> _Task item_:
Reproduce word for word the stretch of the facility inspection report below from "Standard #: 22VAC40-73-450-D" through "the hospice provider.".

> _Provided passage_:

________________

Standard #: 22VAC40-73-450-D
Description: Based on a review of resident records, the facility failed to ensure that services provided by both the facility and hospice provider are included on the individualized service plan (ISP).

Evidence:

1. Resident 6 is receiving hospice services which includes wound care services by Hospice. The ISP dated 8/23/19 does not specify what services are provided by the facility, as opposed to those provided by the hospice provider.

Plan of Correction: Resident #6 ISP was updated to reflect the services provided by Hospice. The Resident Care Director or designee will ensure that each ISP is reviewed and updated annually or if there is a change in the resident condition. The ISPs of other residents were reviewed to ensure compliance. Records reviewed to include identified need and what type of assistance staff are to provide to include coordinated services, basic needs identified, and signature of legal representative. Community will continue to complete Preliminary ISP and Comprehensive ISP in conjunction with resident, family, and/or caregivers while using the History and Physical, physician orders, UAI, and other support to ensure the individualized basic needs of the resident are adequately identified to include type of assistance needed to protect the resident?s health, safety, type of assistance required by coordinated services if applicable, and required signatures. Executive Director will review the Preliminary ISP on the date of admission. Executive Director will complete random monthly audit of a minimum of 5 Comprehensive ISPs to ensure ongoing compliance

Standard #: 22VAC40-73-610-B
Description: Based on observations of the facility physical plant, the fcility failed to post post menus for the current week in an area conspicuous to residents.

EVIDENCE:

1. The facility menus for the current week were not posted on the AL side or the memory care unit on the day of inspection. It was noted that only a daily menu was posted on the AL side.

Plan of Correction: Weekly menu was posted. Dining Service Director was re-educated on the posting of the weekly menu. Dining Services Director or designee will ensure that the menus for meals and snacks are posted for the current week in an area conspicuous to residents. Executive Director or designee will round a minimum of 2 times per day to ensure continued compliance.

Standard #: 22VAC40-73-660-A
Description: Based on observations of the facility physical plant, the facility failed to ensure that areas where medications were stored were locked.

________________

Document layout detection data:

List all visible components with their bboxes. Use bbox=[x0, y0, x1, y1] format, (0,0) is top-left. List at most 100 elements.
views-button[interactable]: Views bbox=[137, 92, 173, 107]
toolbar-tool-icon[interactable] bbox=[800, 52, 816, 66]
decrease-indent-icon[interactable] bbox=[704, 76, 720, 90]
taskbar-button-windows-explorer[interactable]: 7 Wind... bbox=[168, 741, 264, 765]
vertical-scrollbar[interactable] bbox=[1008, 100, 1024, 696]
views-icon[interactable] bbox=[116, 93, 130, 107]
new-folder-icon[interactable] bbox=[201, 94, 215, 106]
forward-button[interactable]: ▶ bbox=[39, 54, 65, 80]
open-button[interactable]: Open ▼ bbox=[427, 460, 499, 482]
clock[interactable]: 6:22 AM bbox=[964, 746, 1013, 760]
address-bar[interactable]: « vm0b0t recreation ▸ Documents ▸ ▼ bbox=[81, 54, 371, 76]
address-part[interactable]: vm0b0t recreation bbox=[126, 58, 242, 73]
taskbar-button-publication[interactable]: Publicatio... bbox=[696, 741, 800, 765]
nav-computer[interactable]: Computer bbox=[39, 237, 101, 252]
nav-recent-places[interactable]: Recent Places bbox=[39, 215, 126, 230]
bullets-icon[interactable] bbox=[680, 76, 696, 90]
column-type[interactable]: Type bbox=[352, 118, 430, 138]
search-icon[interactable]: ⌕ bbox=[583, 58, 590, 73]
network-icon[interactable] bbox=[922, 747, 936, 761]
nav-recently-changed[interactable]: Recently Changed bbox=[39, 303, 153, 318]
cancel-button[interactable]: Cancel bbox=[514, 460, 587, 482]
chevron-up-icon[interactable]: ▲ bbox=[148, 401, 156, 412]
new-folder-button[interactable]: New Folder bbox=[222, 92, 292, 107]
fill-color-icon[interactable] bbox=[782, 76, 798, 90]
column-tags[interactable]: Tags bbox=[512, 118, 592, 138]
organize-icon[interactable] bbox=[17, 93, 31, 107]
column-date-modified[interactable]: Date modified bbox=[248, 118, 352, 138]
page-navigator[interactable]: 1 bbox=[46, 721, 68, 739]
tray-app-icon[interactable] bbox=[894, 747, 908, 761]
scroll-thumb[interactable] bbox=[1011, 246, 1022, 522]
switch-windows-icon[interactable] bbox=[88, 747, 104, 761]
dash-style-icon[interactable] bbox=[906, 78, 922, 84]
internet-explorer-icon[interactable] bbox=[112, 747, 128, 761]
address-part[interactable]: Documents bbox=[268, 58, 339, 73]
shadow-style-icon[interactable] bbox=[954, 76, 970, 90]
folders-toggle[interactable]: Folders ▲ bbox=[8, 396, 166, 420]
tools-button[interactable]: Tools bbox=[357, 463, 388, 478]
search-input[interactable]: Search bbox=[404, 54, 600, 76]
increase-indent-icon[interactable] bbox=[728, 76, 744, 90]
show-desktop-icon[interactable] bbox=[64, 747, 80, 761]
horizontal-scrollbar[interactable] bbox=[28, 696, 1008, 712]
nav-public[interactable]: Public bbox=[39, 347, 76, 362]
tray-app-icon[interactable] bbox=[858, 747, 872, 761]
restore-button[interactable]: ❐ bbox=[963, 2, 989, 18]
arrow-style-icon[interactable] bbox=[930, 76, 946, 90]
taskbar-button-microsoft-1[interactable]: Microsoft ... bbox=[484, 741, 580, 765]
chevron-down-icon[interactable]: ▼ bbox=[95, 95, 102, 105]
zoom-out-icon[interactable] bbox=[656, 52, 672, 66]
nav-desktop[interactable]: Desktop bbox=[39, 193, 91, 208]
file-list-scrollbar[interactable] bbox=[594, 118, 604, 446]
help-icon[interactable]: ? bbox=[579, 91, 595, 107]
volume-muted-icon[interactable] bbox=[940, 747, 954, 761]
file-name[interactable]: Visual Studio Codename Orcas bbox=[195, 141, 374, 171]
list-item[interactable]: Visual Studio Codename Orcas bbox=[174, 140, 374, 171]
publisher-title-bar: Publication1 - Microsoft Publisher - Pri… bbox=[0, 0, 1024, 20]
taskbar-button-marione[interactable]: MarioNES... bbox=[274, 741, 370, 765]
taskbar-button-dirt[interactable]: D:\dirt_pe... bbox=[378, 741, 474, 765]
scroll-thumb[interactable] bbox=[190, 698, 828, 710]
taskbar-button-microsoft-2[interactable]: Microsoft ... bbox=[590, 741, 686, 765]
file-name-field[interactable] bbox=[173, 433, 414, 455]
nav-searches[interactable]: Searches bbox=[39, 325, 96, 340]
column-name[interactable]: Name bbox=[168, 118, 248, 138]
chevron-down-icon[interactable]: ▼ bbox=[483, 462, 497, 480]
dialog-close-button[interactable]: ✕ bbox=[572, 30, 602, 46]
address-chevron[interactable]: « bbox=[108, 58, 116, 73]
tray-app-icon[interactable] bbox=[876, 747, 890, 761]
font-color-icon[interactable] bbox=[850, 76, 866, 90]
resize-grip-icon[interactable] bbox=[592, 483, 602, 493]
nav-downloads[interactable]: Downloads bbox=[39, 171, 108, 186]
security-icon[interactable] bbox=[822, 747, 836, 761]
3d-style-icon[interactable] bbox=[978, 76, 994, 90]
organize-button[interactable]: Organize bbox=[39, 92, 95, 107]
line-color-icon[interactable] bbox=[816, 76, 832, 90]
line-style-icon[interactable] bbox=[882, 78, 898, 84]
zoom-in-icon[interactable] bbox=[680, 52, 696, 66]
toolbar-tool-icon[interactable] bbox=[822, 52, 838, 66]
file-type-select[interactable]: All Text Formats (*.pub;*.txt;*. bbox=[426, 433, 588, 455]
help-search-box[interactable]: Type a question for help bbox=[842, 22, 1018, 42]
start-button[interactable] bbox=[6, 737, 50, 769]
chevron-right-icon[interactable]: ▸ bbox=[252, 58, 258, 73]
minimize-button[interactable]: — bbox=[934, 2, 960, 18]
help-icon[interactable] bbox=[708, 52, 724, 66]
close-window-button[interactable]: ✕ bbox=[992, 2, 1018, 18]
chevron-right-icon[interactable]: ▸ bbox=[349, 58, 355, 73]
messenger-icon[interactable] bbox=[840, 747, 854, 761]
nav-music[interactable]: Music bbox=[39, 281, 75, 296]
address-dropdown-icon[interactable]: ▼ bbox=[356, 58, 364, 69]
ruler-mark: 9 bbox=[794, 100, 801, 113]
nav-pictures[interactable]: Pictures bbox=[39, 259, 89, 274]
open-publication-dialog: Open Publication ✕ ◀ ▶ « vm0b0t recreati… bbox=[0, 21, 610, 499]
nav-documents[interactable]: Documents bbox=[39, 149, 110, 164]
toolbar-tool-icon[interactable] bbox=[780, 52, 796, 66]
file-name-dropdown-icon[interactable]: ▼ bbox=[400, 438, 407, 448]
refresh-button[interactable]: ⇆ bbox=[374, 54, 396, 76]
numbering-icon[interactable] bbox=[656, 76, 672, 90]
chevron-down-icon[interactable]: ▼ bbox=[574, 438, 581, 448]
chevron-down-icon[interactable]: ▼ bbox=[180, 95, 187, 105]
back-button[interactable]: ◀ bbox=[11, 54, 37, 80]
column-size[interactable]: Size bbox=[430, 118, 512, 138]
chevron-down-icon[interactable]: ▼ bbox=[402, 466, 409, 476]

________________

> _Result_:
Standard #: 22VAC40-73-450-D
Description: Based on a review of resident records, the facility failed to ensure that services provided by both the facility and hospice provider are included on the individualized service plan (ISP).

Evidence:

1. Resident 6 is receiving hospice services which includes wound care services by Hospice. The ISP dated 8/23/19 does not specify what services are provided by the facility, as opposed to those provided by the hospice provider.